Extracted records:
BEGIN

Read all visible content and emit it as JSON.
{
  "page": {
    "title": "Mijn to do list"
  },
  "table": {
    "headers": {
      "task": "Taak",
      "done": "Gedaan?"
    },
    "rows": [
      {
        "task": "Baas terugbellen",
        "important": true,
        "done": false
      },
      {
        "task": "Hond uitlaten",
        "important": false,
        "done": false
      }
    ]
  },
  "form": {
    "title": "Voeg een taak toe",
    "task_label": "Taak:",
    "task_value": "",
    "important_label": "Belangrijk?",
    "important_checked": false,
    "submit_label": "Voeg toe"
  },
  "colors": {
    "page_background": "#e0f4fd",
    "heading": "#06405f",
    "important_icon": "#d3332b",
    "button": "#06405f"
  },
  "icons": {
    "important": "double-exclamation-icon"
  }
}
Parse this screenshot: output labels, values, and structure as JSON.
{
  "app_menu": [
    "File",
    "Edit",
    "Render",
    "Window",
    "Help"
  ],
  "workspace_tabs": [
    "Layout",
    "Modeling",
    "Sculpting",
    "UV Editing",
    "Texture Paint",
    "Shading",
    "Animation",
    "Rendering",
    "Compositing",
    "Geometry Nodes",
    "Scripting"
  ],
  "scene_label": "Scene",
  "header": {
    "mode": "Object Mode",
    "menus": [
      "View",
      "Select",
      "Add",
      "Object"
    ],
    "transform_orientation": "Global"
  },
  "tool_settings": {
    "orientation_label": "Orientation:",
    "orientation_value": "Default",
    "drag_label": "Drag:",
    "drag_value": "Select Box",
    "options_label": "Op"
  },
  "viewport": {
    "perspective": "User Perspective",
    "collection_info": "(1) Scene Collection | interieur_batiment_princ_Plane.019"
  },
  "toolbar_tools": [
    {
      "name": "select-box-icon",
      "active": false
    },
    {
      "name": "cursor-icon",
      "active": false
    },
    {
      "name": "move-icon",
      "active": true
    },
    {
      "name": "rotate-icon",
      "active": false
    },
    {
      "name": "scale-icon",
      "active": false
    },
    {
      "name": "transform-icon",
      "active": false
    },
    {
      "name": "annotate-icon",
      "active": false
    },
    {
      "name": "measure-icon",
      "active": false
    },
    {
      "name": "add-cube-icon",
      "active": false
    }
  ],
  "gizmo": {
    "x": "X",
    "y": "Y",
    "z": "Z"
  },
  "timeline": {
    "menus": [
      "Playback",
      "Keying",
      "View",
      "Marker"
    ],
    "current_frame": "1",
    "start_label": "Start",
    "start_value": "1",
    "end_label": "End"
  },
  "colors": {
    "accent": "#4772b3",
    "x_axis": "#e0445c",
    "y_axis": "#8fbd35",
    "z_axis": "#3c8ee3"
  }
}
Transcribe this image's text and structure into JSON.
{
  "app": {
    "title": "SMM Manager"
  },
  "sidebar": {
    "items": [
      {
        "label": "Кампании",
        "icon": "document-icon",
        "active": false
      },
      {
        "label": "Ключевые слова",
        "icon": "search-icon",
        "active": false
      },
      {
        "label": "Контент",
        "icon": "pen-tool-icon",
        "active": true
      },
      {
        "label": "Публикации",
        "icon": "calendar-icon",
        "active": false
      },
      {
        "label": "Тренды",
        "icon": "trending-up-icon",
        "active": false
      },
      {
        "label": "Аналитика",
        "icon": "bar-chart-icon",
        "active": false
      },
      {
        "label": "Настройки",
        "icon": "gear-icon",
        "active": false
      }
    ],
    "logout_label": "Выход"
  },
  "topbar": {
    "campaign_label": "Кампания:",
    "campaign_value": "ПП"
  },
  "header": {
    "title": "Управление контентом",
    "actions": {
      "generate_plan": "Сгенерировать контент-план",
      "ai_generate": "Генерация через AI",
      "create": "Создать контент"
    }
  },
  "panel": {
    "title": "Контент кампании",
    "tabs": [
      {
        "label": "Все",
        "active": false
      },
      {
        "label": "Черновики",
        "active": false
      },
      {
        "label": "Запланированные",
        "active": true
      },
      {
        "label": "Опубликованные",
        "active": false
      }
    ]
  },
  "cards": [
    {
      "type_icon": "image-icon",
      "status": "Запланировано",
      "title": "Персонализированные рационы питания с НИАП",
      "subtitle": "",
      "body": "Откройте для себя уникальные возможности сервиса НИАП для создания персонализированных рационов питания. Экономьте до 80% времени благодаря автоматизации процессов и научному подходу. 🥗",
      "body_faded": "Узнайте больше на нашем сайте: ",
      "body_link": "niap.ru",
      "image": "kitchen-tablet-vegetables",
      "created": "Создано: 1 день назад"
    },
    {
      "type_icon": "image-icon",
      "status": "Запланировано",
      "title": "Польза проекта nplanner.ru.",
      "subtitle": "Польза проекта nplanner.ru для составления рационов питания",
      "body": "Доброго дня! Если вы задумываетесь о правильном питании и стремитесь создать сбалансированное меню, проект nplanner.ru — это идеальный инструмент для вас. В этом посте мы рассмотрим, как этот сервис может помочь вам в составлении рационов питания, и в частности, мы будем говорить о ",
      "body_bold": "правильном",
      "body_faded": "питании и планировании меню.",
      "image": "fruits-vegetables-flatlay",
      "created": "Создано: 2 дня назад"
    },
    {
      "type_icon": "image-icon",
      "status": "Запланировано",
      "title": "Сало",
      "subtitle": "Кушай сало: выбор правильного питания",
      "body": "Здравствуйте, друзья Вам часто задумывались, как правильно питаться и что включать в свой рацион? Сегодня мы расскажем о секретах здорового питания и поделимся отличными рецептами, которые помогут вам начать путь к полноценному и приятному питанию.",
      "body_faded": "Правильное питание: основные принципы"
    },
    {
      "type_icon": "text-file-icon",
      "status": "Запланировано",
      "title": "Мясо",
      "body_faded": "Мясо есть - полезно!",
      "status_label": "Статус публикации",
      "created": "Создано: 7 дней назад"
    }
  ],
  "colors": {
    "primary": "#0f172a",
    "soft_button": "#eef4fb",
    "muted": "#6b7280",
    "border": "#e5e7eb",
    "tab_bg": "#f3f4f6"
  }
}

END

Some lines of the records may hold the word "назад". How many do? Answer with a number and nothing else.

EXERCISE RESPONSE: 3